**Data entries for graphics**
********************

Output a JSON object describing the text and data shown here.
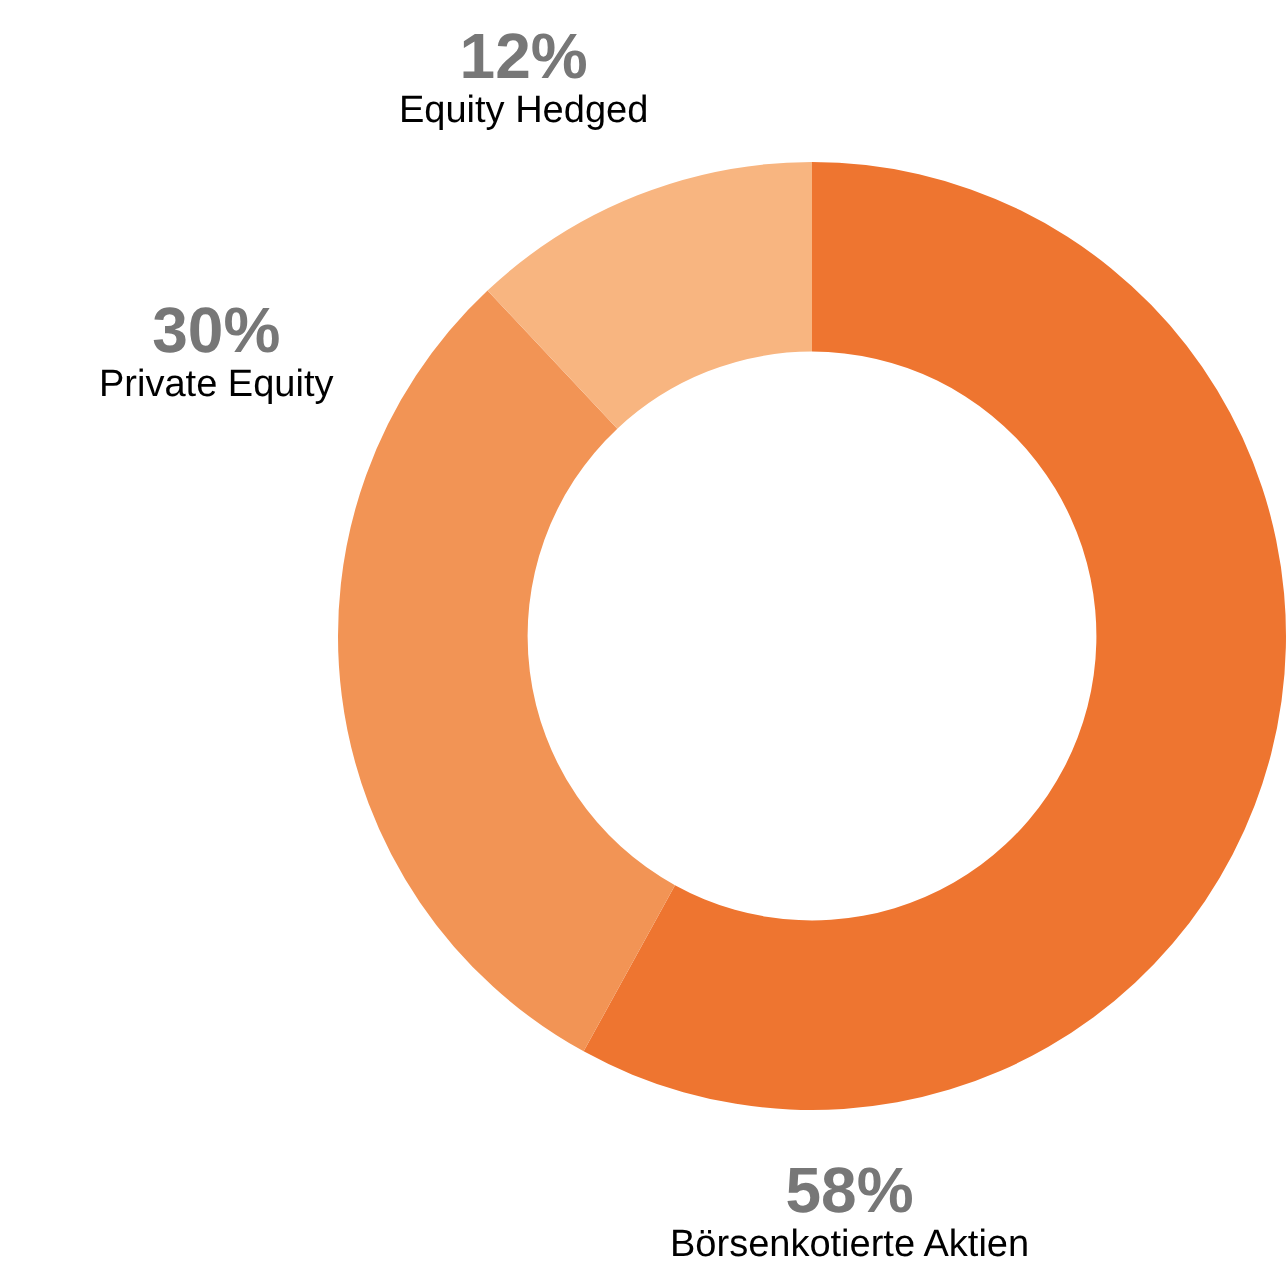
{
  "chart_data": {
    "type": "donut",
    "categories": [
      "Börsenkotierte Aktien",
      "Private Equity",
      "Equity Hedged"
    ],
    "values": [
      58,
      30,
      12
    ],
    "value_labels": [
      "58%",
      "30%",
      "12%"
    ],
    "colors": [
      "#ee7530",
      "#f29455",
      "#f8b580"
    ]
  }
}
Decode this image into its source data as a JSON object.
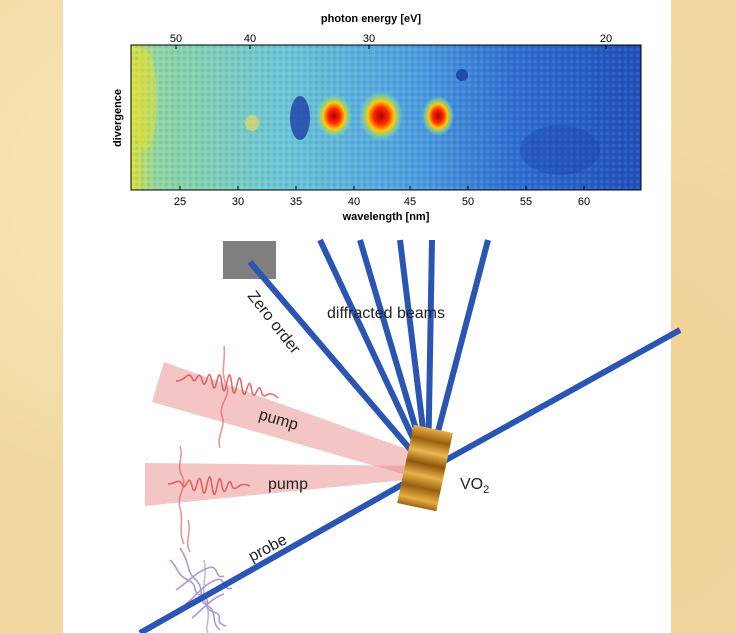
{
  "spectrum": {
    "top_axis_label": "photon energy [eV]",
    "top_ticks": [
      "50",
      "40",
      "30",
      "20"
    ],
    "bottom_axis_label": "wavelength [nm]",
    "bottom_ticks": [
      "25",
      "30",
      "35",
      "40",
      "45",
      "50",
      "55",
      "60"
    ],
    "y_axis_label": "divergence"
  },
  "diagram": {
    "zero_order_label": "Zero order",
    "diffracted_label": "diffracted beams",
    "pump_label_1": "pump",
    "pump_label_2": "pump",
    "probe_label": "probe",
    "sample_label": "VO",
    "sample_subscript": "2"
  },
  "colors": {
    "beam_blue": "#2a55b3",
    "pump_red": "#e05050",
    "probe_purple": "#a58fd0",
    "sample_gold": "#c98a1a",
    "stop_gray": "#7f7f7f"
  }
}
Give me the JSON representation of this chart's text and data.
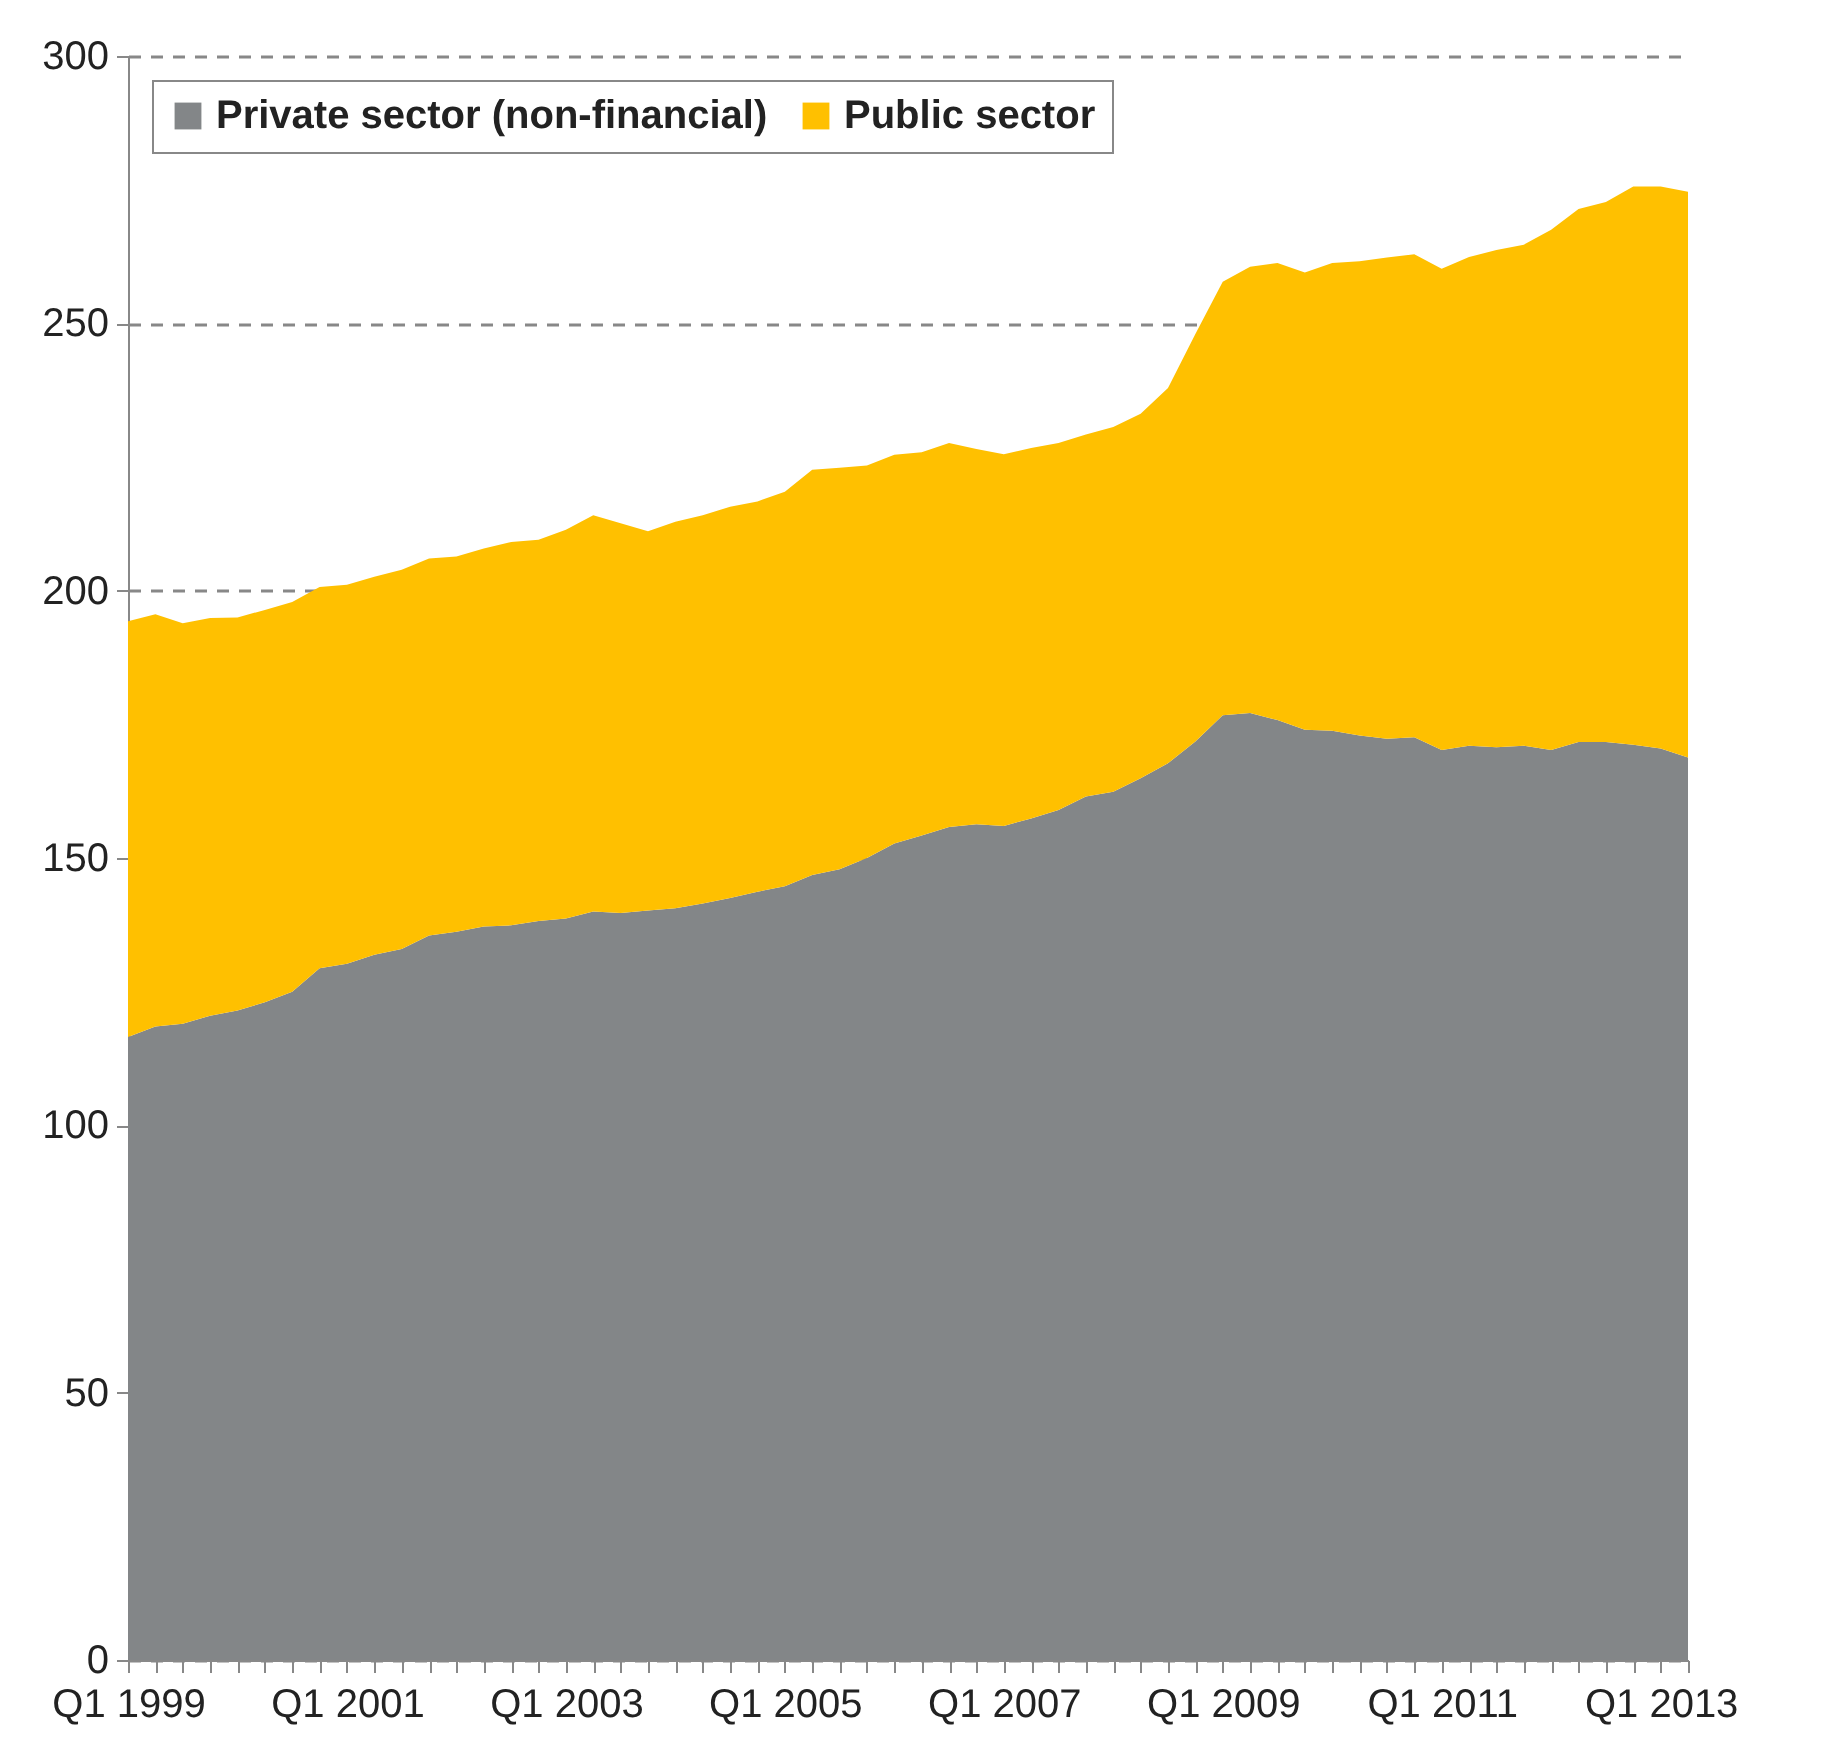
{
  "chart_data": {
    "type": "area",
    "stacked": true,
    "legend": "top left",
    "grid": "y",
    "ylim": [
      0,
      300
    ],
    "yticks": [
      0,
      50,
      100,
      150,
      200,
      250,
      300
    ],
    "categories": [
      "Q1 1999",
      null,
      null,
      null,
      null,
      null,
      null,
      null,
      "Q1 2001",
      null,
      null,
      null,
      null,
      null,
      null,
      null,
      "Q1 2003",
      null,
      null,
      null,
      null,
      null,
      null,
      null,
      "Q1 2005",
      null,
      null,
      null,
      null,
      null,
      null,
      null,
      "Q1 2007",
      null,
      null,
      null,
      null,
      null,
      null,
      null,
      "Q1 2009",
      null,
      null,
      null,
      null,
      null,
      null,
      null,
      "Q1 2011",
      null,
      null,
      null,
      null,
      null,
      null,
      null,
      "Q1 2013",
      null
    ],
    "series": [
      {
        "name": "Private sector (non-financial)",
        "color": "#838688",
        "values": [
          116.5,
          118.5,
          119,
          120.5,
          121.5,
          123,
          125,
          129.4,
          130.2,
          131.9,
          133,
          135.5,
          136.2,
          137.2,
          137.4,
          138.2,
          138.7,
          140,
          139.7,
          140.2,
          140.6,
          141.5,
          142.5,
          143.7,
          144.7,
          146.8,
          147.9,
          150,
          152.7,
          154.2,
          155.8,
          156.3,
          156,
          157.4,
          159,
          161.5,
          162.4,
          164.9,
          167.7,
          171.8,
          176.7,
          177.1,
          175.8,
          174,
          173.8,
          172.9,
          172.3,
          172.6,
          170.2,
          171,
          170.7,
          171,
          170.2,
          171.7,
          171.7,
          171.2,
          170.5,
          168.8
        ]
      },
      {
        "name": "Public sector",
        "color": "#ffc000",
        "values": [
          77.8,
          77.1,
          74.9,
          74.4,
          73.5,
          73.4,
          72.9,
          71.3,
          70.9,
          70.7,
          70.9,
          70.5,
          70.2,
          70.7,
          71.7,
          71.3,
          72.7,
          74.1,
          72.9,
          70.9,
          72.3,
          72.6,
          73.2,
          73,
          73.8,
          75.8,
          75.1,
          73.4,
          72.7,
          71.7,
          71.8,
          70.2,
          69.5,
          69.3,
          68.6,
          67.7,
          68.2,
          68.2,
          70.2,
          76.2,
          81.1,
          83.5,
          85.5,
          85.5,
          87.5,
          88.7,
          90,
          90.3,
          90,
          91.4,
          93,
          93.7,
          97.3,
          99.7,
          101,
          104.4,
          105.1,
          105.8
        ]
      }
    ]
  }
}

********************

**EXERCISE INSTRUCTIONS**
Look through the material and copy each line that has "sector".

**RESULT**
        "name": "Private sector (non-financial)",
        "name": "Public sector",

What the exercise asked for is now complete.